_TASK BRIEF_
Your task is to transcribe all of the records exactly and leave out the pictures.

:::

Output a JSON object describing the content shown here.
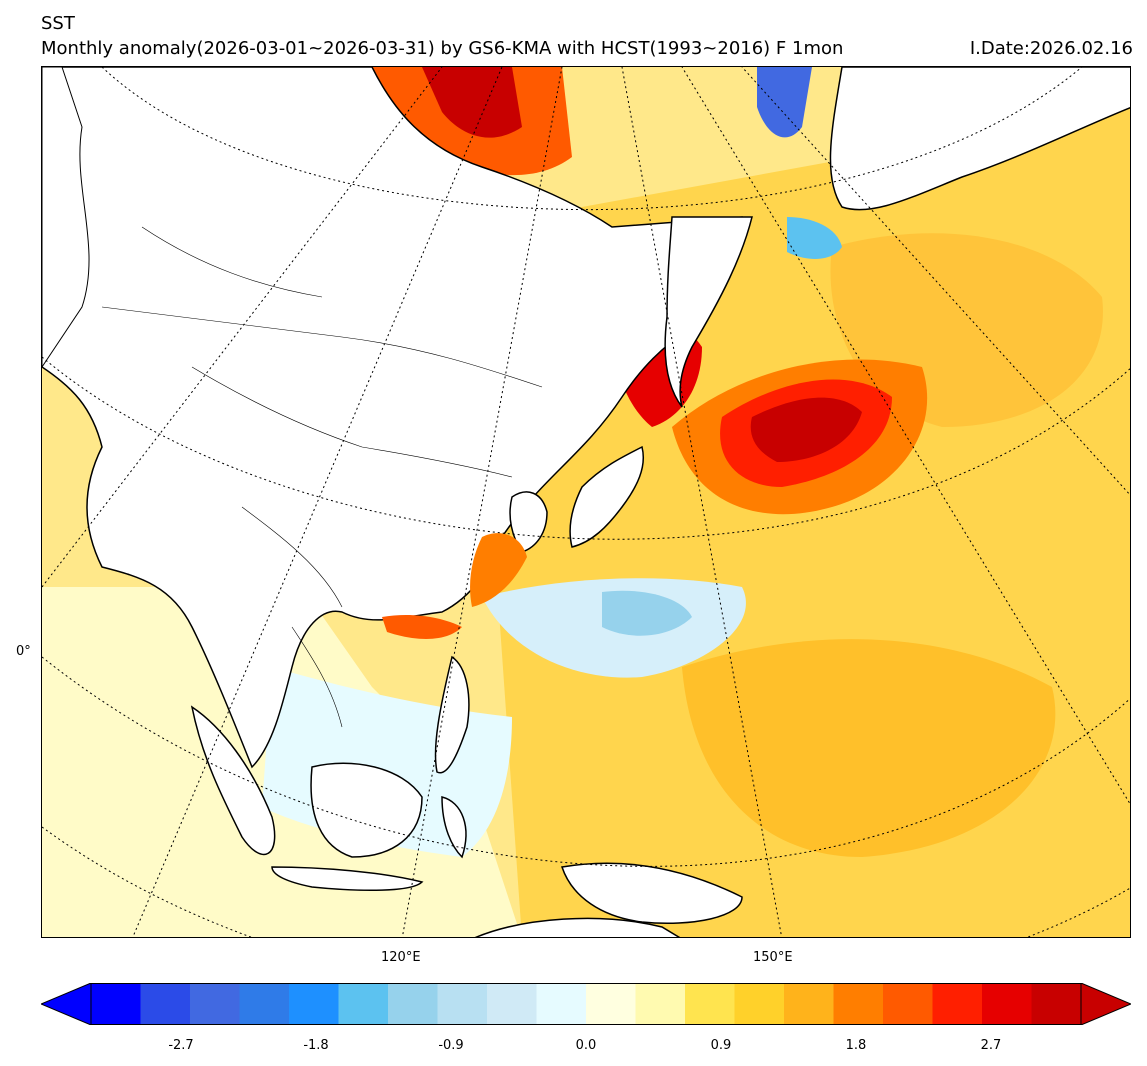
{
  "header": {
    "variable": "SST",
    "subtitle": "Monthly anomaly(2026-03-01~2026-03-31) by GS6-KMA with HCST(1993~2016) F 1mon",
    "issue_date": "I.Date:2026.02.16"
  },
  "map": {
    "region": "East Asia / Western North Pacific",
    "lat_labels": [
      "0°"
    ],
    "lon_labels": [
      "120°E",
      "150°E"
    ],
    "features": [
      "land",
      "coastlines",
      "country-borders",
      "graticule"
    ]
  },
  "colorbar": {
    "ticks": [
      "-2.7",
      "-1.8",
      "-0.9",
      "0.0",
      "0.9",
      "1.8",
      "2.7"
    ],
    "tick_values": [
      -2.7,
      -1.8,
      -0.9,
      0.0,
      0.9,
      1.8,
      2.7
    ],
    "min": -3.3,
    "max": 3.3,
    "colors": [
      "#0000ff",
      "#2b4be8",
      "#4169e1",
      "#2f7be8",
      "#1e90ff",
      "#5cc2f0",
      "#96d2ec",
      "#b8e0f2",
      "#d0eaf6",
      "#e6fbff",
      "#ffffe0",
      "#fffab0",
      "#ffe44f",
      "#ffd12a",
      "#ffb31b",
      "#ff7e00",
      "#ff5a00",
      "#ff1f00",
      "#e60000",
      "#c80000"
    ],
    "extend": "both"
  }
}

:::

_SOLUTION TO THE EXERCISE_
Output a JSON object describing the content shown here.
{
  "header": {
    "variable": "SST",
    "subtitle": "Monthly anomaly(2026-03-01~2026-03-31) by GS6-KMA with HCST(1993~2016) F 1mon",
    "issue_date": "I.Date:2026.02.16"
  },
  "map": {
    "region": "East Asia / Western North Pacific",
    "lat_labels": [
      "0°"
    ],
    "lon_labels": [
      "120°E",
      "150°E"
    ],
    "features": [
      "land",
      "coastlines",
      "country-borders",
      "graticule"
    ]
  },
  "colorbar": {
    "ticks": [
      "-2.7",
      "-1.8",
      "-0.9",
      "0.0",
      "0.9",
      "1.8",
      "2.7"
    ],
    "tick_values": [
      -2.7,
      -1.8,
      -0.9,
      0.0,
      0.9,
      1.8,
      2.7
    ],
    "min": -3.3,
    "max": 3.3,
    "colors": [
      "#0000ff",
      "#2b4be8",
      "#4169e1",
      "#2f7be8",
      "#1e90ff",
      "#5cc2f0",
      "#96d2ec",
      "#b8e0f2",
      "#d0eaf6",
      "#e6fbff",
      "#ffffe0",
      "#fffab0",
      "#ffe44f",
      "#ffd12a",
      "#ffb31b",
      "#ff7e00",
      "#ff5a00",
      "#ff1f00",
      "#e60000",
      "#c80000"
    ],
    "extend": "both"
  }
}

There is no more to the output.